# [Instructions to follow]
Give a verbatim copy of the lines below, minus the pictures.

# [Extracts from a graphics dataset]
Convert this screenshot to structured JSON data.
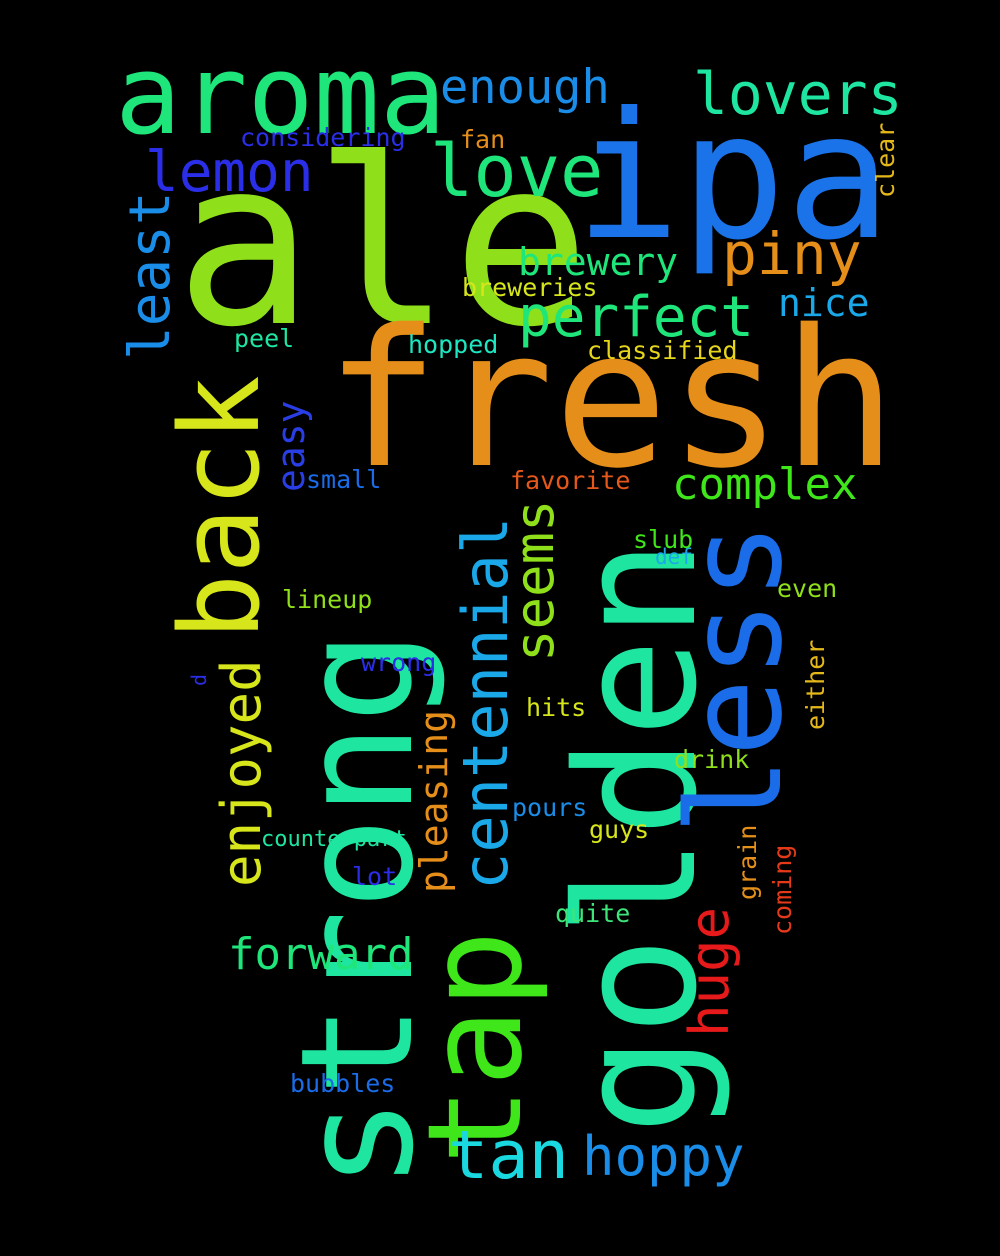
{
  "words": [
    {
      "id": "ipa",
      "text": "ipa",
      "color": "#1a73e8"
    },
    {
      "id": "ale",
      "text": "ale",
      "color": "#8fe01a"
    },
    {
      "id": "fresh",
      "text": "fresh",
      "color": "#e58e1a"
    },
    {
      "id": "strong",
      "text": "strong",
      "color": "#1ee6a0",
      "rotated": true
    },
    {
      "id": "golden",
      "text": "golden",
      "color": "#1ee6a0",
      "rotated": true
    },
    {
      "id": "tap",
      "text": "tap",
      "color": "#3ee61a",
      "rotated": true
    },
    {
      "id": "less",
      "text": "less",
      "color": "#1a6ce8",
      "rotated": true
    },
    {
      "id": "aroma",
      "text": "aroma",
      "color": "#1ee67a"
    },
    {
      "id": "back",
      "text": "back",
      "color": "#d6e61a",
      "rotated": true
    },
    {
      "id": "love",
      "text": "love",
      "color": "#1ee67a"
    },
    {
      "id": "lovers",
      "text": "lovers",
      "color": "#1ee6a0"
    },
    {
      "id": "enough",
      "text": "enough",
      "color": "#1a8de8"
    },
    {
      "id": "lemon",
      "text": "lemon",
      "color": "#2a2ee6"
    },
    {
      "id": "piny",
      "text": "piny",
      "color": "#e58e1a"
    },
    {
      "id": "perfect",
      "text": "perfect",
      "color": "#1ee67a"
    },
    {
      "id": "brewery",
      "text": "brewery",
      "color": "#1ee67a"
    },
    {
      "id": "least",
      "text": "least",
      "color": "#1a8de8",
      "rotated": true
    },
    {
      "id": "centennial",
      "text": "centennial",
      "color": "#1aa8e8",
      "rotated": true
    },
    {
      "id": "seems",
      "text": "seems",
      "color": "#8fe01a",
      "rotated": true
    },
    {
      "id": "enjoyed",
      "text": "enjoyed",
      "color": "#d6e61a",
      "rotated": true
    },
    {
      "id": "pleasing",
      "text": "pleasing",
      "color": "#e58e1a",
      "rotated": true
    },
    {
      "id": "easy",
      "text": "easy",
      "color": "#2a3ee6",
      "rotated": true
    },
    {
      "id": "complex",
      "text": "complex",
      "color": "#3ee61a"
    },
    {
      "id": "nice",
      "text": "nice",
      "color": "#1aa8e8"
    },
    {
      "id": "tan",
      "text": "tan",
      "color": "#1ad8e0"
    },
    {
      "id": "hoppy",
      "text": "hoppy",
      "color": "#1a8de8"
    },
    {
      "id": "forward",
      "text": "forward",
      "color": "#1ee67a"
    },
    {
      "id": "huge",
      "text": "huge",
      "color": "#e61a1a",
      "rotated": true
    },
    {
      "id": "considering",
      "text": "considering",
      "color": "#2a2ee6"
    },
    {
      "id": "fan",
      "text": "fan",
      "color": "#e58e1a"
    },
    {
      "id": "clear",
      "text": "clear",
      "color": "#e5b81a",
      "rotated": true
    },
    {
      "id": "breweries",
      "text": "breweries",
      "color": "#d6e61a"
    },
    {
      "id": "peel",
      "text": "peel",
      "color": "#1ee6a0"
    },
    {
      "id": "hopped",
      "text": "hopped",
      "color": "#1ee6c0"
    },
    {
      "id": "classified",
      "text": "classified",
      "color": "#e5d61a"
    },
    {
      "id": "small",
      "text": "small",
      "color": "#1a6ce8"
    },
    {
      "id": "favorite",
      "text": "favorite",
      "color": "#e5581a"
    },
    {
      "id": "slub",
      "text": "slub",
      "color": "#3ee61a"
    },
    {
      "id": "def",
      "text": "def",
      "color": "#1aa8e8"
    },
    {
      "id": "lineup",
      "text": "lineup",
      "color": "#8fe01a"
    },
    {
      "id": "even",
      "text": "even",
      "color": "#8fe01a"
    },
    {
      "id": "wrong",
      "text": "wrong",
      "color": "#2a2ee6"
    },
    {
      "id": "d",
      "text": "d",
      "color": "#2a2ee6",
      "rotated": true
    },
    {
      "id": "either",
      "text": "either",
      "color": "#e5b81a",
      "rotated": true
    },
    {
      "id": "hits",
      "text": "hits",
      "color": "#d6e61a"
    },
    {
      "id": "drink",
      "text": "drink",
      "color": "#8fe01a"
    },
    {
      "id": "pours",
      "text": "pours",
      "color": "#1a8de8"
    },
    {
      "id": "grain",
      "text": "grain",
      "color": "#e58e1a",
      "rotated": true
    },
    {
      "id": "counterpart",
      "text": "counterpart",
      "color": "#1ee6a0"
    },
    {
      "id": "guys",
      "text": "guys",
      "color": "#d6e61a"
    },
    {
      "id": "coming",
      "text": "coming",
      "color": "#e53a1a",
      "rotated": true
    },
    {
      "id": "lot",
      "text": "lot",
      "color": "#2a2ee6"
    },
    {
      "id": "quite",
      "text": "quite",
      "color": "#3ee67a"
    },
    {
      "id": "bubbles",
      "text": "bubbles",
      "color": "#1a6ce8"
    }
  ]
}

# [Answer to this exercise]
Convert this screenshot to structured JSON data.
{
  "words": [
    {
      "id": "ipa",
      "text": "ipa",
      "color": "#1a73e8"
    },
    {
      "id": "ale",
      "text": "ale",
      "color": "#8fe01a"
    },
    {
      "id": "fresh",
      "text": "fresh",
      "color": "#e58e1a"
    },
    {
      "id": "strong",
      "text": "strong",
      "color": "#1ee6a0",
      "rotated": true
    },
    {
      "id": "golden",
      "text": "golden",
      "color": "#1ee6a0",
      "rotated": true
    },
    {
      "id": "tap",
      "text": "tap",
      "color": "#3ee61a",
      "rotated": true
    },
    {
      "id": "less",
      "text": "less",
      "color": "#1a6ce8",
      "rotated": true
    },
    {
      "id": "aroma",
      "text": "aroma",
      "color": "#1ee67a"
    },
    {
      "id": "back",
      "text": "back",
      "color": "#d6e61a",
      "rotated": true
    },
    {
      "id": "love",
      "text": "love",
      "color": "#1ee67a"
    },
    {
      "id": "lovers",
      "text": "lovers",
      "color": "#1ee6a0"
    },
    {
      "id": "enough",
      "text": "enough",
      "color": "#1a8de8"
    },
    {
      "id": "lemon",
      "text": "lemon",
      "color": "#2a2ee6"
    },
    {
      "id": "piny",
      "text": "piny",
      "color": "#e58e1a"
    },
    {
      "id": "perfect",
      "text": "perfect",
      "color": "#1ee67a"
    },
    {
      "id": "brewery",
      "text": "brewery",
      "color": "#1ee67a"
    },
    {
      "id": "least",
      "text": "least",
      "color": "#1a8de8",
      "rotated": true
    },
    {
      "id": "centennial",
      "text": "centennial",
      "color": "#1aa8e8",
      "rotated": true
    },
    {
      "id": "seems",
      "text": "seems",
      "color": "#8fe01a",
      "rotated": true
    },
    {
      "id": "enjoyed",
      "text": "enjoyed",
      "color": "#d6e61a",
      "rotated": true
    },
    {
      "id": "pleasing",
      "text": "pleasing",
      "color": "#e58e1a",
      "rotated": true
    },
    {
      "id": "easy",
      "text": "easy",
      "color": "#2a3ee6",
      "rotated": true
    },
    {
      "id": "complex",
      "text": "complex",
      "color": "#3ee61a"
    },
    {
      "id": "nice",
      "text": "nice",
      "color": "#1aa8e8"
    },
    {
      "id": "tan",
      "text": "tan",
      "color": "#1ad8e0"
    },
    {
      "id": "hoppy",
      "text": "hoppy",
      "color": "#1a8de8"
    },
    {
      "id": "forward",
      "text": "forward",
      "color": "#1ee67a"
    },
    {
      "id": "huge",
      "text": "huge",
      "color": "#e61a1a",
      "rotated": true
    },
    {
      "id": "considering",
      "text": "considering",
      "color": "#2a2ee6"
    },
    {
      "id": "fan",
      "text": "fan",
      "color": "#e58e1a"
    },
    {
      "id": "clear",
      "text": "clear",
      "color": "#e5b81a",
      "rotated": true
    },
    {
      "id": "breweries",
      "text": "breweries",
      "color": "#d6e61a"
    },
    {
      "id": "peel",
      "text": "peel",
      "color": "#1ee6a0"
    },
    {
      "id": "hopped",
      "text": "hopped",
      "color": "#1ee6c0"
    },
    {
      "id": "classified",
      "text": "classified",
      "color": "#e5d61a"
    },
    {
      "id": "small",
      "text": "small",
      "color": "#1a6ce8"
    },
    {
      "id": "favorite",
      "text": "favorite",
      "color": "#e5581a"
    },
    {
      "id": "slub",
      "text": "slub",
      "color": "#3ee61a"
    },
    {
      "id": "def",
      "text": "def",
      "color": "#1aa8e8"
    },
    {
      "id": "lineup",
      "text": "lineup",
      "color": "#8fe01a"
    },
    {
      "id": "even",
      "text": "even",
      "color": "#8fe01a"
    },
    {
      "id": "wrong",
      "text": "wrong",
      "color": "#2a2ee6"
    },
    {
      "id": "d",
      "text": "d",
      "color": "#2a2ee6",
      "rotated": true
    },
    {
      "id": "either",
      "text": "either",
      "color": "#e5b81a",
      "rotated": true
    },
    {
      "id": "hits",
      "text": "hits",
      "color": "#d6e61a"
    },
    {
      "id": "drink",
      "text": "drink",
      "color": "#8fe01a"
    },
    {
      "id": "pours",
      "text": "pours",
      "color": "#1a8de8"
    },
    {
      "id": "grain",
      "text": "grain",
      "color": "#e58e1a",
      "rotated": true
    },
    {
      "id": "counterpart",
      "text": "counterpart",
      "color": "#1ee6a0"
    },
    {
      "id": "guys",
      "text": "guys",
      "color": "#d6e61a"
    },
    {
      "id": "coming",
      "text": "coming",
      "color": "#e53a1a",
      "rotated": true
    },
    {
      "id": "lot",
      "text": "lot",
      "color": "#2a2ee6"
    },
    {
      "id": "quite",
      "text": "quite",
      "color": "#3ee67a"
    },
    {
      "id": "bubbles",
      "text": "bubbles",
      "color": "#1a6ce8"
    }
  ]
}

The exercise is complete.